* Start *
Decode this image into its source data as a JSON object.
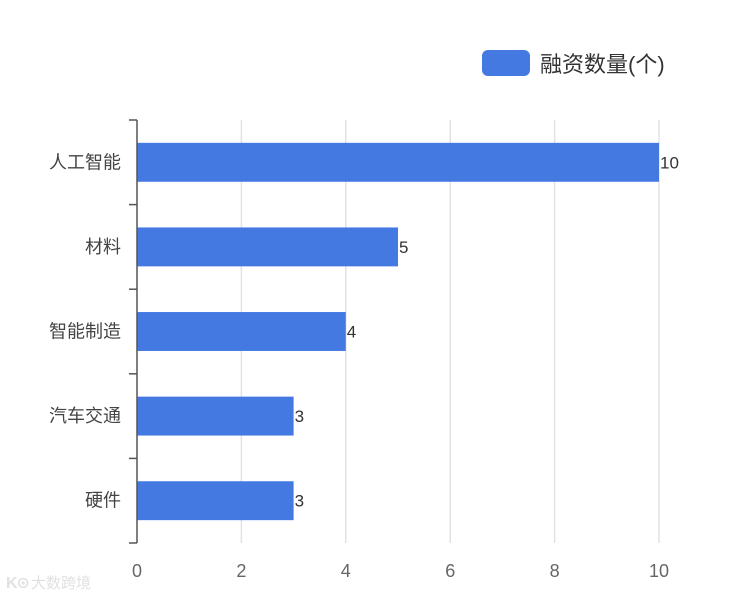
{
  "chart_data": {
    "type": "bar",
    "orientation": "horizontal",
    "categories": [
      "人工智能",
      "材料",
      "智能制造",
      "汽车交通",
      "硬件"
    ],
    "series": [
      {
        "name": "融资数量(个)",
        "values": [
          10,
          5,
          4,
          3,
          3
        ]
      }
    ],
    "title": "",
    "xlabel": "",
    "ylabel": "",
    "xlim": [
      0,
      10
    ],
    "x_ticks": [
      0,
      2,
      4,
      6,
      8,
      10
    ],
    "grid": true,
    "legend_position": "top-right",
    "show_data_labels": true
  },
  "colors": {
    "bar": "#4479e2",
    "grid": "#dfe3e8",
    "axis": "#555555"
  },
  "watermark": {
    "logo": "K⊙",
    "text": "大数跨境"
  }
}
* End *
Go through the entries above and print each one exactly, minus the pictures.

Decode this image into its source data as a JSON object.
{
  "chart_data": {
    "type": "bar",
    "orientation": "horizontal",
    "categories": [
      "人工智能",
      "材料",
      "智能制造",
      "汽车交通",
      "硬件"
    ],
    "series": [
      {
        "name": "融资数量(个)",
        "values": [
          10,
          5,
          4,
          3,
          3
        ]
      }
    ],
    "title": "",
    "xlabel": "",
    "ylabel": "",
    "xlim": [
      0,
      10
    ],
    "x_ticks": [
      0,
      2,
      4,
      6,
      8,
      10
    ],
    "grid": true,
    "legend_position": "top-right",
    "show_data_labels": true
  },
  "colors": {
    "bar": "#4479e2",
    "grid": "#dfe3e8",
    "axis": "#555555"
  },
  "watermark": {
    "logo": "K⊙",
    "text": "大数跨境"
  }
}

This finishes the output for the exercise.